======== INFORMATION SHOWN ========
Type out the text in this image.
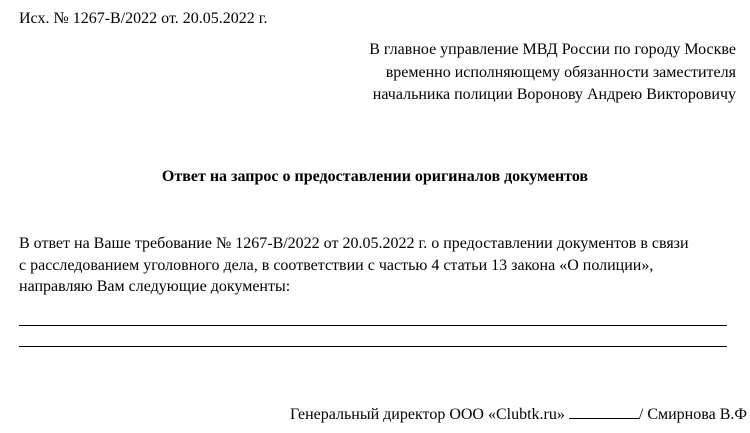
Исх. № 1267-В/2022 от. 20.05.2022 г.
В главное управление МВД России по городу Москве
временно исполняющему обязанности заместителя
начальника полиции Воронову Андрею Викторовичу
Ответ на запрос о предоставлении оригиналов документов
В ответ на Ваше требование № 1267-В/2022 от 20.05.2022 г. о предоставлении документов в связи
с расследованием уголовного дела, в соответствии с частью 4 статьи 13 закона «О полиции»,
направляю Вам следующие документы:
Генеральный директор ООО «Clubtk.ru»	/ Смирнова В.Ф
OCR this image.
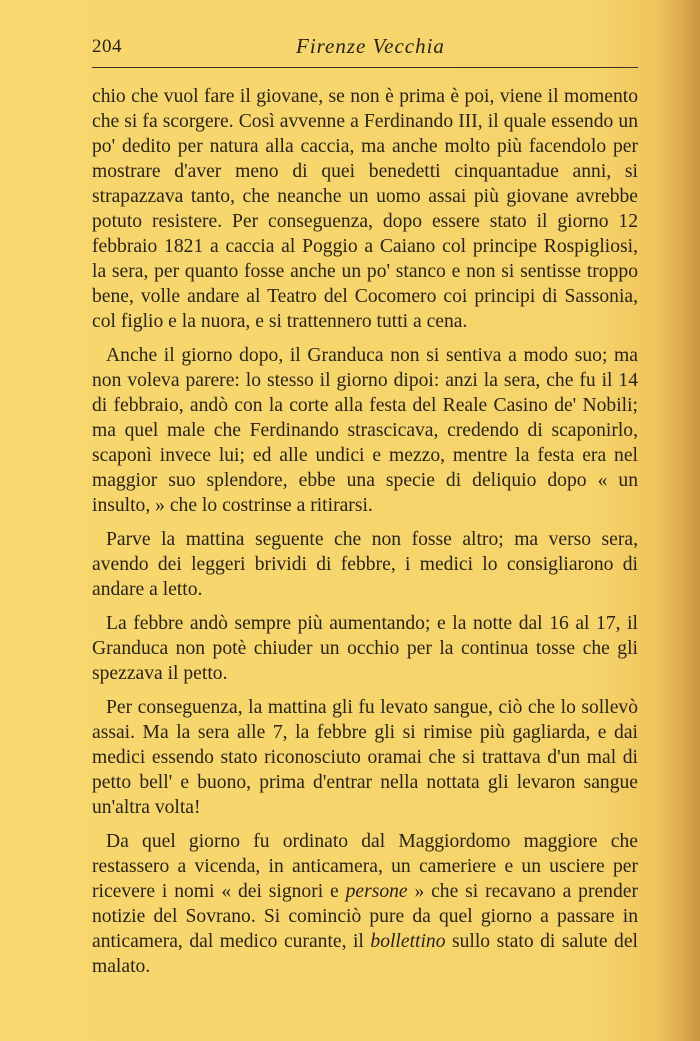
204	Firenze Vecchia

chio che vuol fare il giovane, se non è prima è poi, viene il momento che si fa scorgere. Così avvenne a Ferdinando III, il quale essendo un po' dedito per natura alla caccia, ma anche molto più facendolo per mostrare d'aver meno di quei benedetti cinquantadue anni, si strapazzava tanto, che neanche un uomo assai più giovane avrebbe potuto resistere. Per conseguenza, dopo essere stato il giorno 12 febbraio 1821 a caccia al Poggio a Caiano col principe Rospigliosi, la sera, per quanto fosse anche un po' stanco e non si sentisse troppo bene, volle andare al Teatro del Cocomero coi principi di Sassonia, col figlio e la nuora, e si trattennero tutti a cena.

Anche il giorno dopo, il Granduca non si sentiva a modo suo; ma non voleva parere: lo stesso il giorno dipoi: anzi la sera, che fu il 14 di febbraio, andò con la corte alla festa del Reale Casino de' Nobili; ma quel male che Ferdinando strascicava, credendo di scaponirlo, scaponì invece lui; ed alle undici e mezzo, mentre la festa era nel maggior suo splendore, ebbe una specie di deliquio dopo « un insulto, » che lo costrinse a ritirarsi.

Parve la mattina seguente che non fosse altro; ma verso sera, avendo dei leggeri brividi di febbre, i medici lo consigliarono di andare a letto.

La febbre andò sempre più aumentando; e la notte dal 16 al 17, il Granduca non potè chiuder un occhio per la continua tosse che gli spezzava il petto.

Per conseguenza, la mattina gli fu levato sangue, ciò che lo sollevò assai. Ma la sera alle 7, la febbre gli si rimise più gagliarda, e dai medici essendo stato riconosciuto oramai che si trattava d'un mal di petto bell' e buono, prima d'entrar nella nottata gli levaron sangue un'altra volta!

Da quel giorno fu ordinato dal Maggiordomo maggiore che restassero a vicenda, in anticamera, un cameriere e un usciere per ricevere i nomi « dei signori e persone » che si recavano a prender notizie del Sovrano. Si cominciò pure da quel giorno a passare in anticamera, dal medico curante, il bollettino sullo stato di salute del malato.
========
======== INFORMATION SHOWN ========
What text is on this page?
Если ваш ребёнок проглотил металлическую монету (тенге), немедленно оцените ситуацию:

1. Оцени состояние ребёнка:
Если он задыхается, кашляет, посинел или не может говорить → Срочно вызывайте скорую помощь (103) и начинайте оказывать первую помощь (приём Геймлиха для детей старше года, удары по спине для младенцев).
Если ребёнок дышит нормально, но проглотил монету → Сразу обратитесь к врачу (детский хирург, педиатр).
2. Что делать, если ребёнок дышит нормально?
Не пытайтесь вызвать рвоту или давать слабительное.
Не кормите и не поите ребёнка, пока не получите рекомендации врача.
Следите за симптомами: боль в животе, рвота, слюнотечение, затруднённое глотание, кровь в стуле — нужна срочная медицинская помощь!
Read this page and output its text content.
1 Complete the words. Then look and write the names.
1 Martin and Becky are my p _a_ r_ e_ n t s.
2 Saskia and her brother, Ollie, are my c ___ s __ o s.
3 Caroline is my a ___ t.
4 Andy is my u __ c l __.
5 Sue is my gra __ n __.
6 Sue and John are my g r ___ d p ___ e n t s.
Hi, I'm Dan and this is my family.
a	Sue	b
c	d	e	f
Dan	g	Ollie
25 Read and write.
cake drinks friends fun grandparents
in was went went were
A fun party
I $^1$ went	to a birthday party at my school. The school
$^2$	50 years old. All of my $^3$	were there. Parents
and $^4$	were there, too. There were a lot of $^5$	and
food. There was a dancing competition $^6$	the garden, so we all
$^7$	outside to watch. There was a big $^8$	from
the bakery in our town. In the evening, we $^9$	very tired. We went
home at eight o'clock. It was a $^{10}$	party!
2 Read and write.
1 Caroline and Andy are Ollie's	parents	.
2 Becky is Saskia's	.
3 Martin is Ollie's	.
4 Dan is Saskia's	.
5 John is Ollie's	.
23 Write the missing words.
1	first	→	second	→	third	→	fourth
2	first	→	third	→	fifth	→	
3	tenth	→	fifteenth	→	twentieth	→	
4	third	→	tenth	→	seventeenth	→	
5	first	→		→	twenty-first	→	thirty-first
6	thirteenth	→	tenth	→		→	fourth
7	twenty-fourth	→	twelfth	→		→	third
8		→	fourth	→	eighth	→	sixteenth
========
======== INFORMATION SHOWN ========
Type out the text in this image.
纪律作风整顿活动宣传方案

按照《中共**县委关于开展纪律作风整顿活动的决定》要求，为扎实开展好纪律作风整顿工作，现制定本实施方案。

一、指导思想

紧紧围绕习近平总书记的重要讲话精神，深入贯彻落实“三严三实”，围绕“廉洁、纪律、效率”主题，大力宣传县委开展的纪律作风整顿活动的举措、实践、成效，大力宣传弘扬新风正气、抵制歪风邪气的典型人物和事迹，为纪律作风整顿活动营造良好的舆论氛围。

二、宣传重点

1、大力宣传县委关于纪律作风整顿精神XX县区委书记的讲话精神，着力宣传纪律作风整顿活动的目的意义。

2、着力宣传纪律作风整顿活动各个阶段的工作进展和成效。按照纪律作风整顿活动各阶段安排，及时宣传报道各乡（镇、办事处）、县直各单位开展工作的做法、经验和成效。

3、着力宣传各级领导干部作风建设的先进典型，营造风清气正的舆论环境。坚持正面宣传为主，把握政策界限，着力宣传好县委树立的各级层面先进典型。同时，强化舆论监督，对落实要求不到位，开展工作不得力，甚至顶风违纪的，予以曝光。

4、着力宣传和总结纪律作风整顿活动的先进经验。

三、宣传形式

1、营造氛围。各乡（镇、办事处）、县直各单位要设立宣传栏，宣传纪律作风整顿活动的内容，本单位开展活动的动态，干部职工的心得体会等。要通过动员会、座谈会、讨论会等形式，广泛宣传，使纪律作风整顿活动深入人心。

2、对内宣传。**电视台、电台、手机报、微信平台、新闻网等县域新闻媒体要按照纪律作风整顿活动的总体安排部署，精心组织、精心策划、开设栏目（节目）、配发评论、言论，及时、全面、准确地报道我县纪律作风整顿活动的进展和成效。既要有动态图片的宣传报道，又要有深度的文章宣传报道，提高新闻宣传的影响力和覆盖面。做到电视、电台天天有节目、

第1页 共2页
========
In the listing, find all lines with the string "Andy" and copy them.

◆ **THE COMPLETED TASK**
4 Andy is my u __ c l __.
1 Caroline and Andy are Ollie's	parents	.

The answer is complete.